-- Given task --
Images are excluded; otherwise, output every record exactly.

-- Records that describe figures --
* Start *

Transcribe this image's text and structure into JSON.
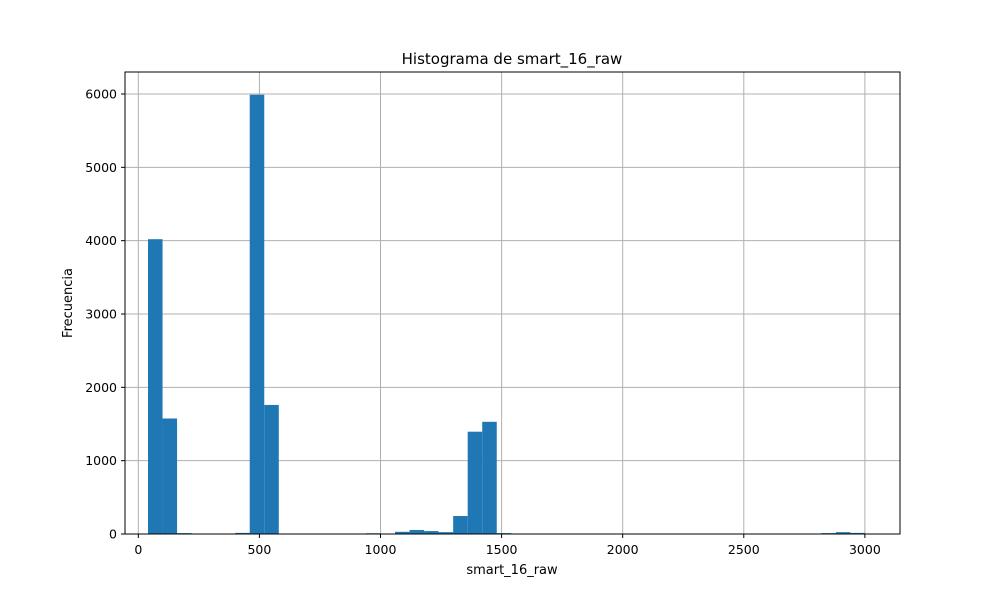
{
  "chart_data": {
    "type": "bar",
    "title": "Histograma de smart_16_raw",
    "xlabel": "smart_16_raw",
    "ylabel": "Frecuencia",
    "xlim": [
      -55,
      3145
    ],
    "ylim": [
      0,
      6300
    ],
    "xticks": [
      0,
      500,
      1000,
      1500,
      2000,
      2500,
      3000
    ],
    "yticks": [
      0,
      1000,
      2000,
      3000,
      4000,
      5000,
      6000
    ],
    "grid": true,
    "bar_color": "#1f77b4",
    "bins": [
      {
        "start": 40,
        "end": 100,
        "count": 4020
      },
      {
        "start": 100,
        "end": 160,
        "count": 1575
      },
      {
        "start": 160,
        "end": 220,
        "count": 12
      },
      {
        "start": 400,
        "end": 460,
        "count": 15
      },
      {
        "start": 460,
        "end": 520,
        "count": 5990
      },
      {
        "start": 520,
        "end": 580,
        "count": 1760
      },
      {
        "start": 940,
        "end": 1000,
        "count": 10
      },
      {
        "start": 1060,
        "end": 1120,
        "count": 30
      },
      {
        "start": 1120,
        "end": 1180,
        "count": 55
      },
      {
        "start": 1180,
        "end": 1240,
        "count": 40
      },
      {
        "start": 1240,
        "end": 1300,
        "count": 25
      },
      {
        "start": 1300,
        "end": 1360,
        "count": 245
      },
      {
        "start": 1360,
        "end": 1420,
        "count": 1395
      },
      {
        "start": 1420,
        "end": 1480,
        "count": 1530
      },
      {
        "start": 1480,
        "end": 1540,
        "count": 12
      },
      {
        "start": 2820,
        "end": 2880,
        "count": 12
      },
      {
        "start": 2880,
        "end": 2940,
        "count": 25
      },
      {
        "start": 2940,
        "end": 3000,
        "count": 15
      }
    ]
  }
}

* End *

-- Written response --
Transcribe this image's text and structure into JSON.
{
  "chart_data": {
    "type": "bar",
    "title": "Histograma de smart_16_raw",
    "xlabel": "smart_16_raw",
    "ylabel": "Frecuencia",
    "xlim": [
      -55,
      3145
    ],
    "ylim": [
      0,
      6300
    ],
    "xticks": [
      0,
      500,
      1000,
      1500,
      2000,
      2500,
      3000
    ],
    "yticks": [
      0,
      1000,
      2000,
      3000,
      4000,
      5000,
      6000
    ],
    "grid": true,
    "bar_color": "#1f77b4",
    "bins": [
      {
        "start": 40,
        "end": 100,
        "count": 4020
      },
      {
        "start": 100,
        "end": 160,
        "count": 1575
      },
      {
        "start": 160,
        "end": 220,
        "count": 12
      },
      {
        "start": 400,
        "end": 460,
        "count": 15
      },
      {
        "start": 460,
        "end": 520,
        "count": 5990
      },
      {
        "start": 520,
        "end": 580,
        "count": 1760
      },
      {
        "start": 940,
        "end": 1000,
        "count": 10
      },
      {
        "start": 1060,
        "end": 1120,
        "count": 30
      },
      {
        "start": 1120,
        "end": 1180,
        "count": 55
      },
      {
        "start": 1180,
        "end": 1240,
        "count": 40
      },
      {
        "start": 1240,
        "end": 1300,
        "count": 25
      },
      {
        "start": 1300,
        "end": 1360,
        "count": 245
      },
      {
        "start": 1360,
        "end": 1420,
        "count": 1395
      },
      {
        "start": 1420,
        "end": 1480,
        "count": 1530
      },
      {
        "start": 1480,
        "end": 1540,
        "count": 12
      },
      {
        "start": 2820,
        "end": 2880,
        "count": 12
      },
      {
        "start": 2880,
        "end": 2940,
        "count": 25
      },
      {
        "start": 2940,
        "end": 3000,
        "count": 15
      }
    ]
  }
}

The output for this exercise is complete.